>>>>>

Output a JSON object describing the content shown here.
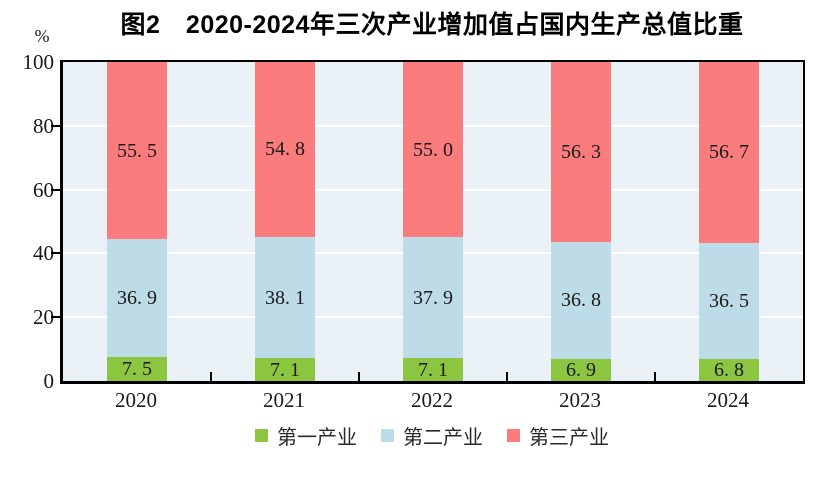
{
  "title": "图2　2020-2024年三次产业增加值占国内生产总值比重",
  "y_axis": {
    "unit": "%",
    "ticks": [
      100,
      80,
      60,
      40,
      20,
      0
    ]
  },
  "colors": {
    "plot_background": "#eaf1f7",
    "gridline": "#ffffff",
    "axis_frame": "#000000",
    "primary_industry": "#8cc540",
    "secondary_industry": "#bddce8",
    "tertiary_industry": "#fa7c7c"
  },
  "chart_data": {
    "type": "bar",
    "stacked": true,
    "categories": [
      "2020",
      "2021",
      "2022",
      "2023",
      "2024"
    ],
    "series": [
      {
        "name": "第一产业",
        "color": "#8cc540",
        "values": [
          7.5,
          7.1,
          7.1,
          6.9,
          6.8
        ]
      },
      {
        "name": "第二产业",
        "color": "#bddce8",
        "values": [
          36.9,
          38.1,
          37.9,
          36.8,
          36.5
        ]
      },
      {
        "name": "第三产业",
        "color": "#fa7c7c",
        "values": [
          55.5,
          54.8,
          55.0,
          56.3,
          56.7
        ]
      }
    ],
    "title": "图2　2020-2024年三次产业增加值占国内生产总值比重",
    "xlabel": "",
    "ylabel": "%",
    "ylim": [
      0,
      100
    ],
    "grid": true,
    "legend_position": "bottom",
    "data_labels": true
  }
}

<<<<<

• **Given request**
Which lines contain "title"? Copy each of them out.

• **Full answer**
  "title": "图2　2020-2024年三次产业增加值占国内生产总值比重",
    "title": "图2　2020-2024年三次产业增加值占国内生产总值比重",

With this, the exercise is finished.